### 引用文 ###

草や木、瓦や石、虫や動物と、どんなものにも、
仏の光明は等しく注がれているのだ。
生きていることのすばらしさ、ありがたさは、
仏の光明を、合掌して受け止められる人の心に浸透するのだ。」

私たち一人ひとりに
あまねく
仏の光の光明が
注がれている。
仏性が備わっている
ということを
そして
その仏の光明を
受け止めた者の
心に芽を出すと
言ってくれているのです。

ほんとうに
その事を自覚して
お釈迦さまの教えを
学ぶならば
以外にたやすく
腑に落ちるのでは
ないでしょうか。

お釈迦さまも
仰っています。

真理と言う宝は
自らの内に
既に備わっている
という教えを
「衣裏繫珠の譬え」
(えりけいじゅのたとえ)
として、
弟子たちに
お話になりました。

今日は
松原泰道先生の
著書の中の現代風に
アレンジした解説が
解りやすいので
引用させていただきます。

『衣裏繫珠の譬え』仏教
『ある男が親友の家を訪ねた。

###

• **課題 1**:
引用文によると、真理という宝は自らの内に既に備わっているという教えを、お釈迦さまは何という譬えとして弟子たちに話しましたか。
• **課題 2**:
エントリーの中から文字列「layer」を含む行をすべて探し、その行を書き写してください。大文字と小文字は区別します。
エントリーは引用文とは無関係です。

### 入力データ ###

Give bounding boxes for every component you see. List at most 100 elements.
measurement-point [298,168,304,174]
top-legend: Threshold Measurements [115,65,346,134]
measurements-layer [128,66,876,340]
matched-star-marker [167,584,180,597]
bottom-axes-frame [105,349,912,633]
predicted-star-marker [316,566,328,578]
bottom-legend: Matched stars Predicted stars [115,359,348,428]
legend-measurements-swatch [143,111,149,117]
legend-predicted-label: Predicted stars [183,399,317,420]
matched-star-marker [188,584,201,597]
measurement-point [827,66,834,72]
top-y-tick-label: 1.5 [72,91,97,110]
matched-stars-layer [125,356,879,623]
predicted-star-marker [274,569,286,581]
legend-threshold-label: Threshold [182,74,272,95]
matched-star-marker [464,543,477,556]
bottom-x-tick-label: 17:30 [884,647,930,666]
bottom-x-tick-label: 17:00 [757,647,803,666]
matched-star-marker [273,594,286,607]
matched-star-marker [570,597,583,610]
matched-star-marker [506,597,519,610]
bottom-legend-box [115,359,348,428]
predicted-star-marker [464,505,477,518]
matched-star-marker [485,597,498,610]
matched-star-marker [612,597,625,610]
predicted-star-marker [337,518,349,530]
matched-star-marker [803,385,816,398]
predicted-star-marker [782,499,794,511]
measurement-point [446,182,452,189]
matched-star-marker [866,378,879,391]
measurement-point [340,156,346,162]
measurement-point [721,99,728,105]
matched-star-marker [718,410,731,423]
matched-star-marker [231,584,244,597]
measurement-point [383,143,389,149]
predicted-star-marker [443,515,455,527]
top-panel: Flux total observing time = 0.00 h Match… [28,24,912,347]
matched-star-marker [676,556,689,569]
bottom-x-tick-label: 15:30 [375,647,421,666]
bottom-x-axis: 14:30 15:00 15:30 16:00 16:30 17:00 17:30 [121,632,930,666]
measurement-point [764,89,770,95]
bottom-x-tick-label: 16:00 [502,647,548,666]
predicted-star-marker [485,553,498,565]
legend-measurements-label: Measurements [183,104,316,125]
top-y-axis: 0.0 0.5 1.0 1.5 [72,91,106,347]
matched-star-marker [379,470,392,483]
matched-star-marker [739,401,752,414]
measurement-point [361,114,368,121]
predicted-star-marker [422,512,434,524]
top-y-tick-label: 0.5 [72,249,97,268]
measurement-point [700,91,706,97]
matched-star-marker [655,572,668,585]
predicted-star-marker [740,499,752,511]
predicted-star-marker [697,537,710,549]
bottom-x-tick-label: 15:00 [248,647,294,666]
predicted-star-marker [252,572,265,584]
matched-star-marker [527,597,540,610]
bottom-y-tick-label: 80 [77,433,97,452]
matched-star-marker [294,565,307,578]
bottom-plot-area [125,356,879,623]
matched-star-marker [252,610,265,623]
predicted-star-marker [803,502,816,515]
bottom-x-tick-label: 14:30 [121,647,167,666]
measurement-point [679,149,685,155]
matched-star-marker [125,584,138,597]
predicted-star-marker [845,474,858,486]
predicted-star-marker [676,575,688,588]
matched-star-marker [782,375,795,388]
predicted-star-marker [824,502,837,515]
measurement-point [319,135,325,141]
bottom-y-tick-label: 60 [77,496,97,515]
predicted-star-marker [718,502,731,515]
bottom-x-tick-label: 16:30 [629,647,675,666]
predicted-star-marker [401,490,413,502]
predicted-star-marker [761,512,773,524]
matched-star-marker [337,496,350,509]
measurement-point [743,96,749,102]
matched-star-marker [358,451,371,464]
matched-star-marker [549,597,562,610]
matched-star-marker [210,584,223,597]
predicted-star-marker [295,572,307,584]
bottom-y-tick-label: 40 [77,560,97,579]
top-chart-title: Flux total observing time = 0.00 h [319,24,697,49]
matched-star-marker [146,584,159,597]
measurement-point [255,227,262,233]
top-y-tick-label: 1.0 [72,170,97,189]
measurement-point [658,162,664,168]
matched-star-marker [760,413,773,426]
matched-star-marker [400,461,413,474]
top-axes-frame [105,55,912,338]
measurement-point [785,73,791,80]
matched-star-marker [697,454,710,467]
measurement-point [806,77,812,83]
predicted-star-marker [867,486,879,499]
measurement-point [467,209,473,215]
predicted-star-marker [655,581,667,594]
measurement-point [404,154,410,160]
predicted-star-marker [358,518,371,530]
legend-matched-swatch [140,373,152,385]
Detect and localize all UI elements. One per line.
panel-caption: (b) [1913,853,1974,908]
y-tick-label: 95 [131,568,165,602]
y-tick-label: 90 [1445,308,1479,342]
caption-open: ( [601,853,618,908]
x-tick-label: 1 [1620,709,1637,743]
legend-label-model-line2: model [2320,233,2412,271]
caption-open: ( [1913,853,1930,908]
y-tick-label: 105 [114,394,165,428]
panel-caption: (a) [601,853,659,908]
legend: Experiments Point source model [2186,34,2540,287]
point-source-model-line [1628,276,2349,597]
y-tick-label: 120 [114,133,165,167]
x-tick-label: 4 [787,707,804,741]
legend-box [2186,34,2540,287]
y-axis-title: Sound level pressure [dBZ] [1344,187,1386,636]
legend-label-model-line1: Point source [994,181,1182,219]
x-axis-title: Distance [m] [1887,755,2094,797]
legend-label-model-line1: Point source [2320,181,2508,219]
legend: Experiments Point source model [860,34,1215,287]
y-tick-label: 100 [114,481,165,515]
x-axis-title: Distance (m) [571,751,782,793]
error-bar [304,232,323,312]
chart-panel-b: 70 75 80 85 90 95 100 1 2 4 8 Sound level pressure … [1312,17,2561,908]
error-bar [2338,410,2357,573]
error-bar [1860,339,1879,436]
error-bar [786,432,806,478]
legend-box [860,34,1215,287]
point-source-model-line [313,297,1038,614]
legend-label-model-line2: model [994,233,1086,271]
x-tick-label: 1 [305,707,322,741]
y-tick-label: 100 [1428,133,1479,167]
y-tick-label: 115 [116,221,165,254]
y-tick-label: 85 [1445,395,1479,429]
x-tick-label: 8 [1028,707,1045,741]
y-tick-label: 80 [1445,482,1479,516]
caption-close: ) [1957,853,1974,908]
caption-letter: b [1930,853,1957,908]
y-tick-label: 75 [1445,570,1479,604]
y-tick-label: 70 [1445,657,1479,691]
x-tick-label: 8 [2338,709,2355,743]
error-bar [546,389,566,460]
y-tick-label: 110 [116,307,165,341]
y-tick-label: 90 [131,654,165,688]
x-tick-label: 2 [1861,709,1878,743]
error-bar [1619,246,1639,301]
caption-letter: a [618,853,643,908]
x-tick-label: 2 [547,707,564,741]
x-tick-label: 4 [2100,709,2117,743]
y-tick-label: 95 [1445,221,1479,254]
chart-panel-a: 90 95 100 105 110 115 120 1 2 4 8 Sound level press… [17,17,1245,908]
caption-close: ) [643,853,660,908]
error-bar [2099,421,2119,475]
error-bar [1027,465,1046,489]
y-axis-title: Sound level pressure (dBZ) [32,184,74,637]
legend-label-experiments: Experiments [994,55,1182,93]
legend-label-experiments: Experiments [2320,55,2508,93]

###

• **解答 1**:
「衣裏繫珠の譬え」(えりけいじゅのたとえ)

• **解答 2**:
measurements-layer [128,66,876,340]
matched-stars-layer [125,356,879,623]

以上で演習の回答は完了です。